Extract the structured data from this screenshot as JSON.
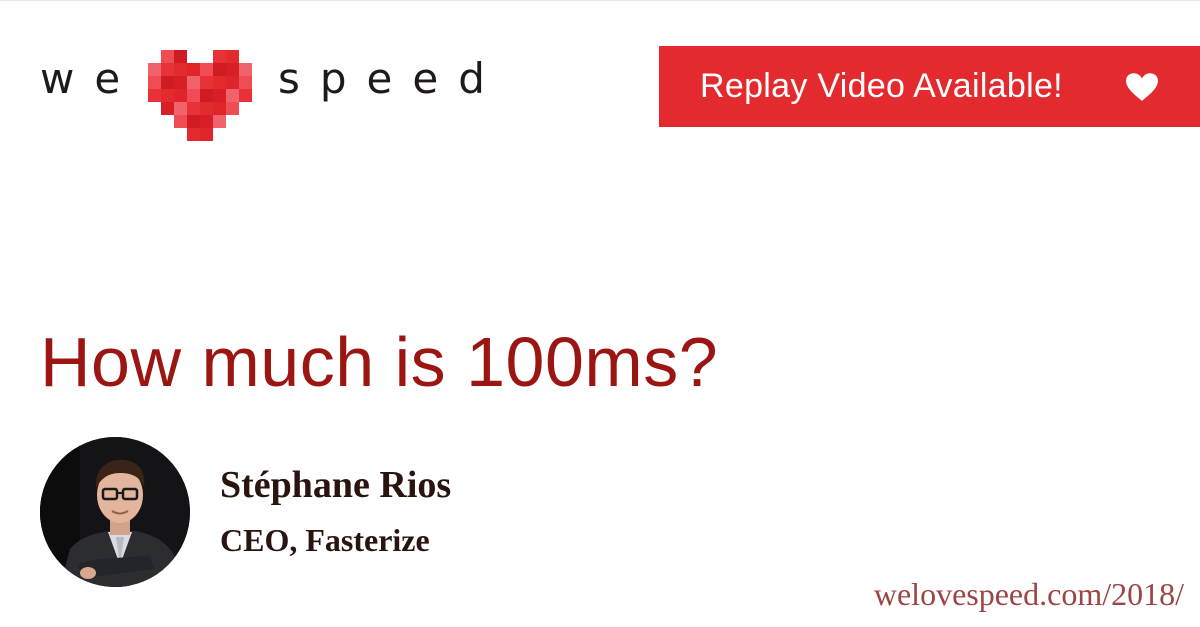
{
  "logo": {
    "word_left": "we",
    "heart_icon": "pixel-heart-icon",
    "word_right": "speed"
  },
  "banner": {
    "label": "Replay Video Available!",
    "icon": "heart-icon",
    "color": "#e32a2e"
  },
  "talk": {
    "title": "How much is 100ms?"
  },
  "speaker": {
    "name": "Stéphane Rios",
    "role": "CEO, Fasterize"
  },
  "footer": {
    "url": "welovespeed.com/2018/"
  },
  "colors": {
    "title": "#9b1512",
    "text": "#2a1410",
    "url": "#9c4545"
  }
}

.....

Print the whole listing above once more, word for word, without its pictures.

# OUTPUT BELOW:
Extract the structured data from this screenshot as JSON.
{
  "logo": {
    "word_left": "we",
    "heart_icon": "pixel-heart-icon",
    "word_right": "speed"
  },
  "banner": {
    "label": "Replay Video Available!",
    "icon": "heart-icon",
    "color": "#e32a2e"
  },
  "talk": {
    "title": "How much is 100ms?"
  },
  "speaker": {
    "name": "Stéphane Rios",
    "role": "CEO, Fasterize"
  },
  "footer": {
    "url": "welovespeed.com/2018/"
  },
  "colors": {
    "title": "#9b1512",
    "text": "#2a1410",
    "url": "#9c4545"
  }
}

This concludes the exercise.